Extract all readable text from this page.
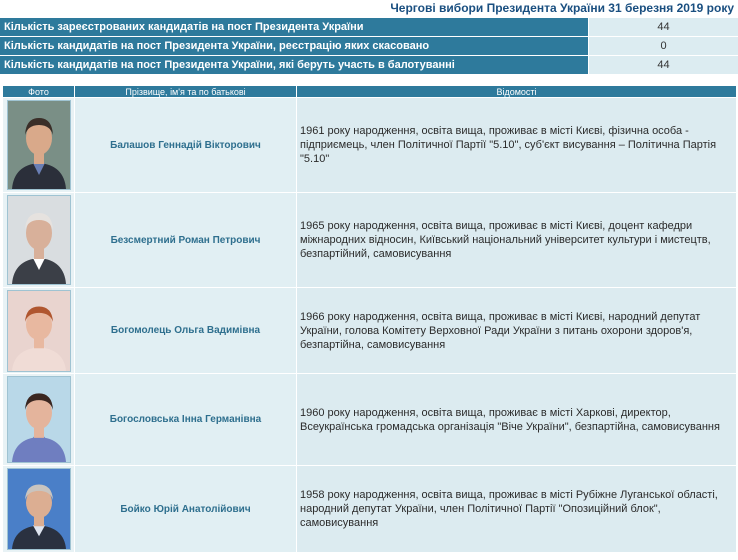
Чергові вибори Президента України 31 березня 2019 року
Кількість зареєстрованих кандидатів на пост Президента України	44
Кількість кандидатів на пост Президента України, реєстрацію яких скасовано	0
Кількість кандидатів на пост Президента України, які беруть участь в балотуванні	44
Фото	Прізвище, ім'я та по батькові	Відомості

	Балашов Геннадій Вікторович	1961 року народження, освіта вища, проживає в місті Києві, фізична особа - підприємець, член Політичної Партії "5.10", суб'єкт висування – Політична Партія "5.10"

	Безсмертний Роман Петрович	1965 року народження, освіта вища, проживає в місті Києві, доцент кафедри міжнародних відносин, Київський національний університет культури і мистецтв, безпартійний, самовисування

	Богомолець Ольга Вадимівна	1966 року народження, освіта вища, проживає в місті Києві, народний депутат України, голова Комітету Верховної Ради України з питань охорони здоров'я, безпартійна, самовисування

	Богословська Інна Германівна	1960 року народження, освіта вища, проживає в місті Харкові, директор, Всеукраїнська громадська організація "Віче України", безпартійна, самовисування

	Бойко Юрій Анатолійович	1958 року народження, освіта вища, проживає в місті Рубіжне Луганської області, народний депутат України, член Політичної Партії "Опозиційний блок", самовисування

....

## What is expected
From the listing above, pick out each line where the word "Президента" appears.

## Expected output
Чергові вибори Президента України 31 березня 2019 року
Кількість зареєстрованих кандидатів на пост Президента України	44
Кількість кандидатів на пост Президента України, реєстрацію яких скасовано	0
Кількість кандидатів на пост Президента України, які беруть участь в балотуванні	44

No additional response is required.